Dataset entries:

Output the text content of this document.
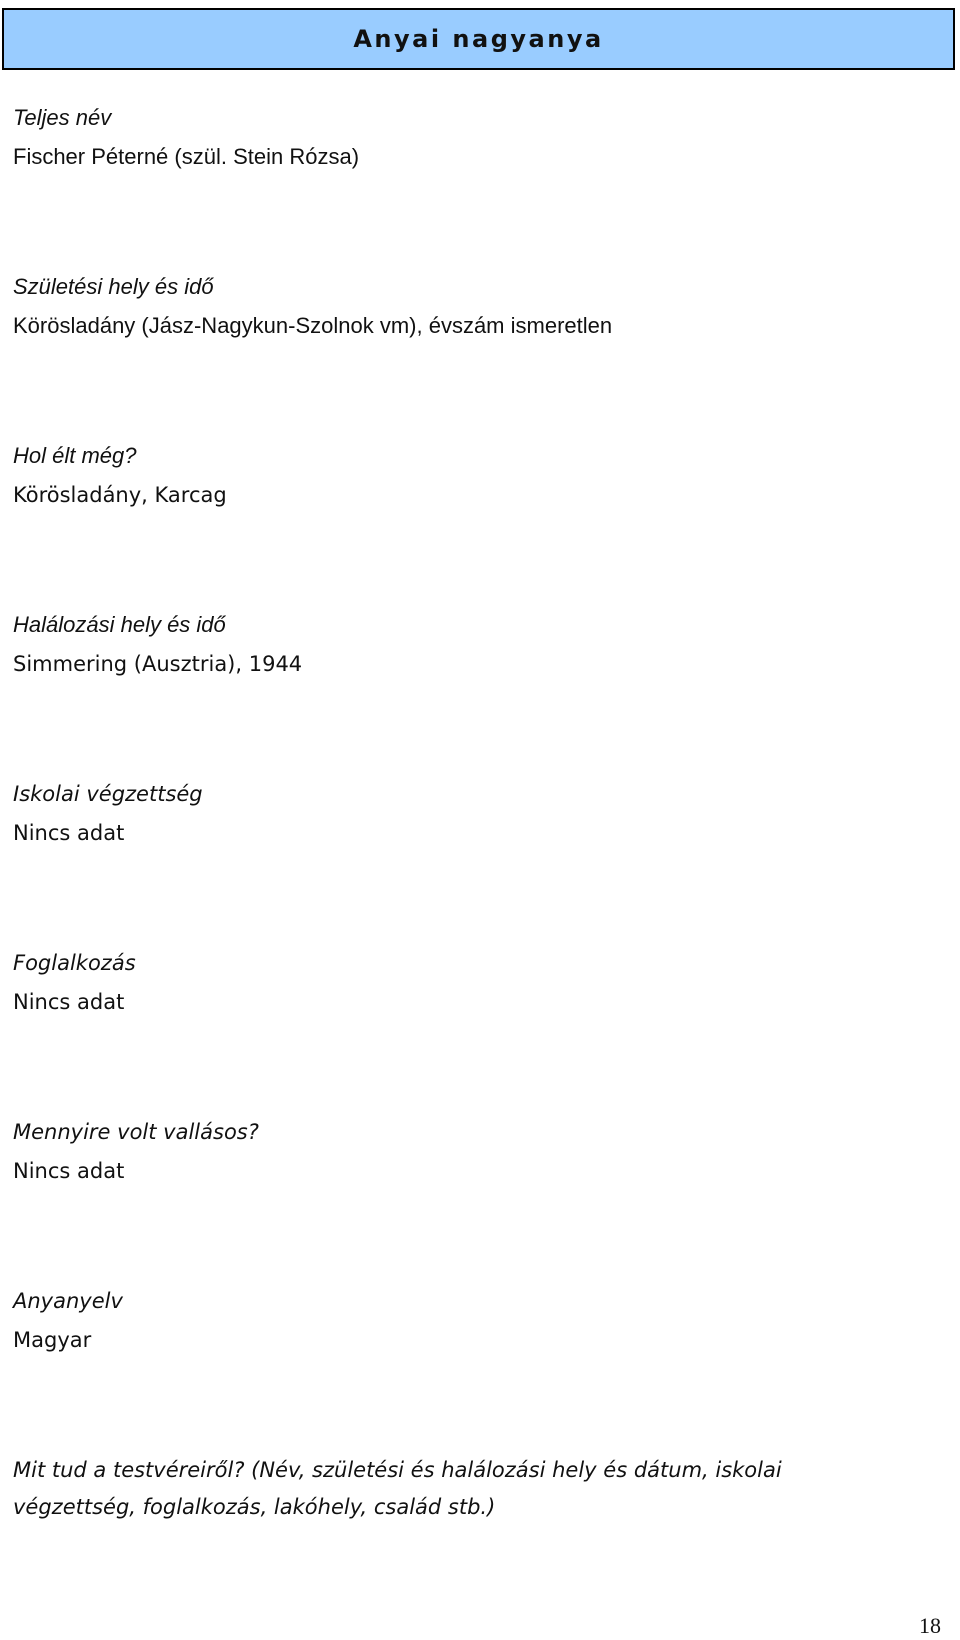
Anyai nagyanya
Teljes név
Fischer Péterné (szül. Stein Rózsa)
Születési hely és idő
Körösladány (Jász-Nagykun-Szolnok vm), évszám ismeretlen
Hol élt még?
Körösladány, Karcag
Halálozási hely és idő
Simmering (Ausztria), 1944
Iskolai végzettség
Nincs adat
Foglalkozás
Nincs adat
Mennyire volt vallásos?
Nincs adat
Anyanyelv
Magyar
Mit tud a testvéreiről? (Név, születési és halálozási hely és dátum, iskolai
végzettség, foglalkozás, lakóhely, család stb.)
18
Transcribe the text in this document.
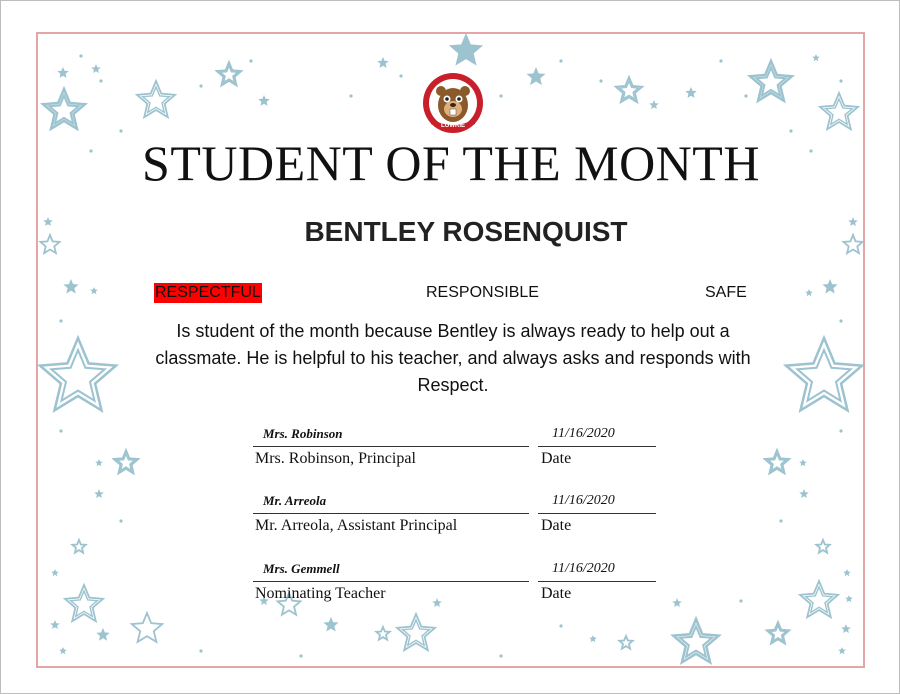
LOWRIE
STUDENT OF THE MONTH
BENTLEY ROSENQUIST
RESPECTFUL	RESPONSIBLE	SAFE
Is student of the month because Bentley is always ready to help out a classmate. He is helpful to his teacher, and always asks and responds with Respect.
Mrs. Robinson
Mrs. Robinson, Principal
11/16/2020
Date
Mr. Arreola
Mr. Arreola, Assistant Principal
11/16/2020
Date
Mrs. Gemmell
Nominating Teacher
11/16/2020
Date
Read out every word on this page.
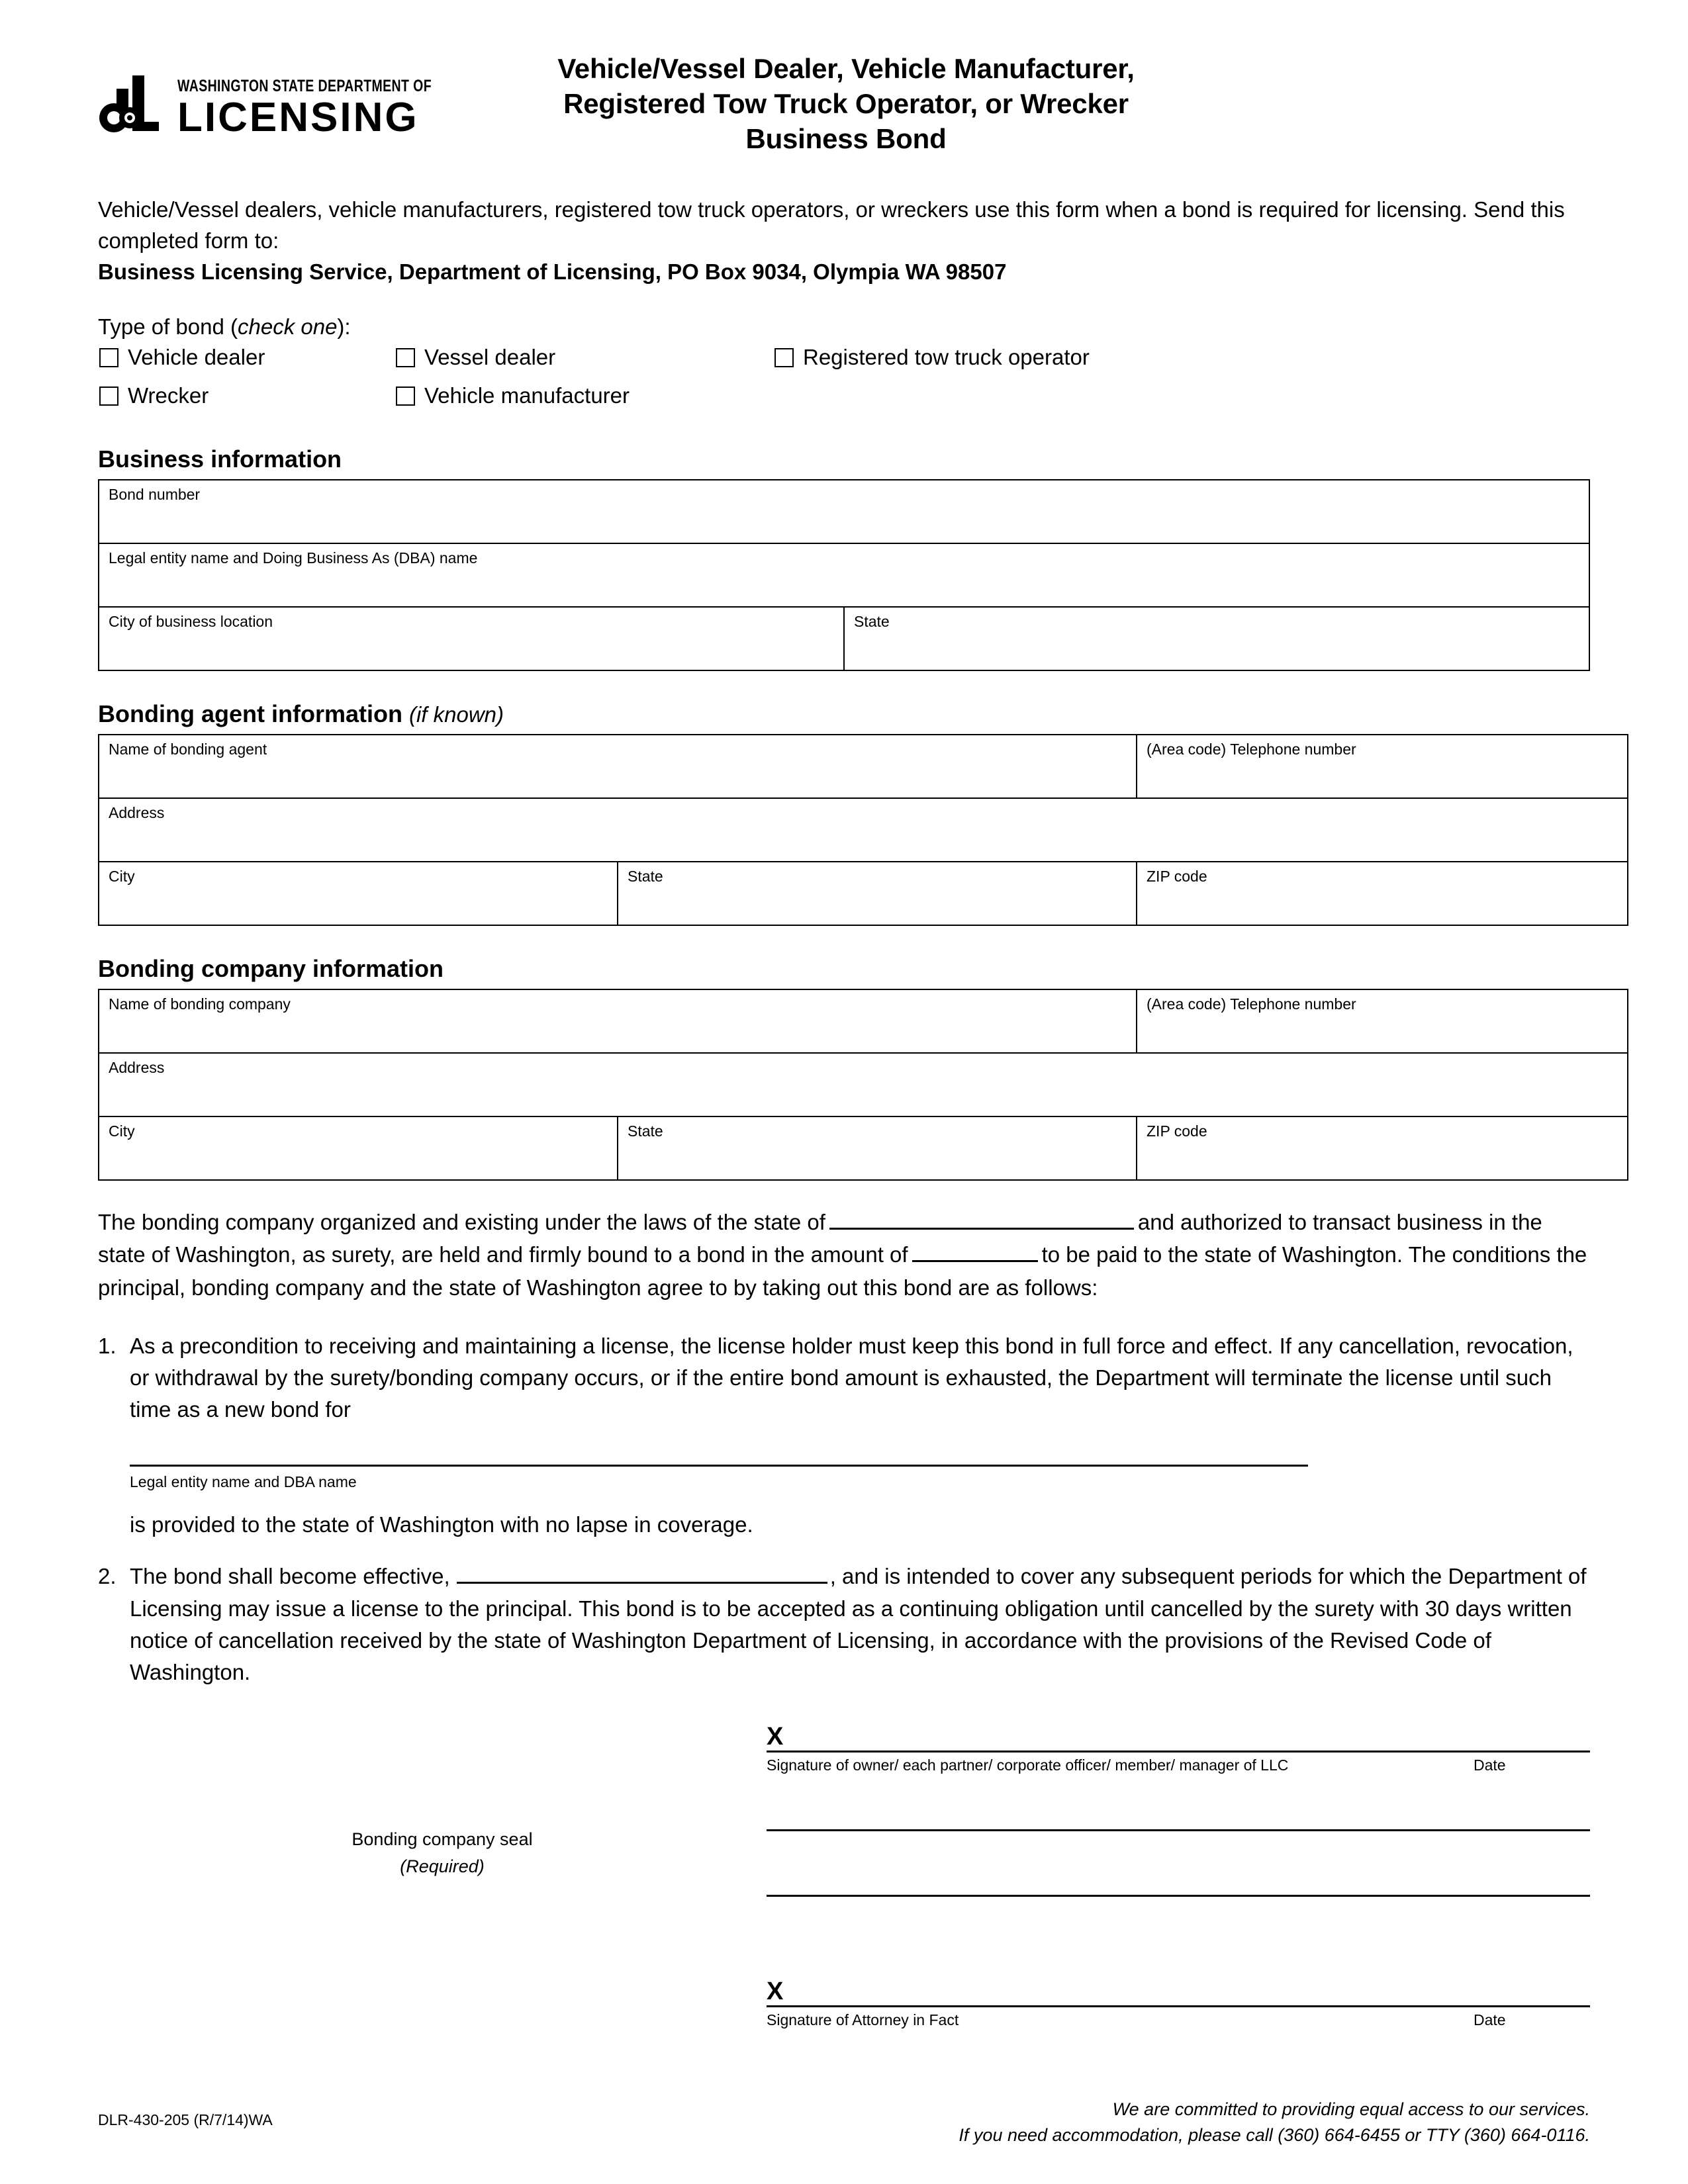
WASHINGTON STATE DEPARTMENT OF
LICENSING
Vehicle/Vessel Dealer, Vehicle Manufacturer,
Registered Tow Truck Operator, or Wrecker
Business Bond
Vehicle/Vessel dealers, vehicle manufacturers, registered tow truck operators, or wreckers use this form when a bond is required for licensing. Send this completed form to:
Business Licensing Service, Department of Licensing, PO Box 9034, Olympia WA 98507
Type of bond (check one):
Vehicle dealer	Vessel dealer	Registered tow truck operator
Wrecker	Vehicle manufacturer
Business information
Bond number
Legal entity name and Doing Business As (DBA) name
City of business location	State
Bonding agent information (if known)
Name of bonding agent		(Area code) Telephone number
Address		
City	State	ZIP code
Bonding company information
Name of bonding company		(Area code) Telephone number
Address		
City	State	ZIP code

The bonding company organized and existing under the laws of the state of	and authorized to transact business in the state of Washington, as surety, are held and firmly bound to a bond in the amount of	to be paid to the state of Washington. The conditions the principal, bonding company and the state of Washington agree to by taking out this bond are as follows:

1. As a precondition to receiving and maintaining a license, the license holder must keep this bond in full force and effect. If any cancellation, revocation, or withdrawal by the surety/bonding company occurs, or if the entire bond amount is exhausted, the Department will terminate the license until such time as a new bond for
Legal entity name and DBA name
is provided to the state of Washington with no lapse in coverage.
2. The bond shall become effective,	, and is intended to cover any subsequent periods for which the Department of Licensing may issue a license to the principal. This bond is to be accepted as a continuing obligation until cancelled by the surety with 30 days written notice of cancellation received by the state of Washington Department of Licensing, in accordance with the provisions of the Revised Code of Washington.
Bonding company seal
(Required)
X
Signature of owner/ each partner/ corporate officer/ member/ manager of LLC	Date
X
Signature of Attorney in Fact	Date
DLR-430-205 (R/7/14)WA
We are committed to providing equal access to our services.
If you need accommodation, please call (360) 664-6455 or TTY (360) 664-0116.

EXERCISE TASK
Find every line in the entries that includes the word "Legal", then state how many there are and nothing else.

THE ANSWER
2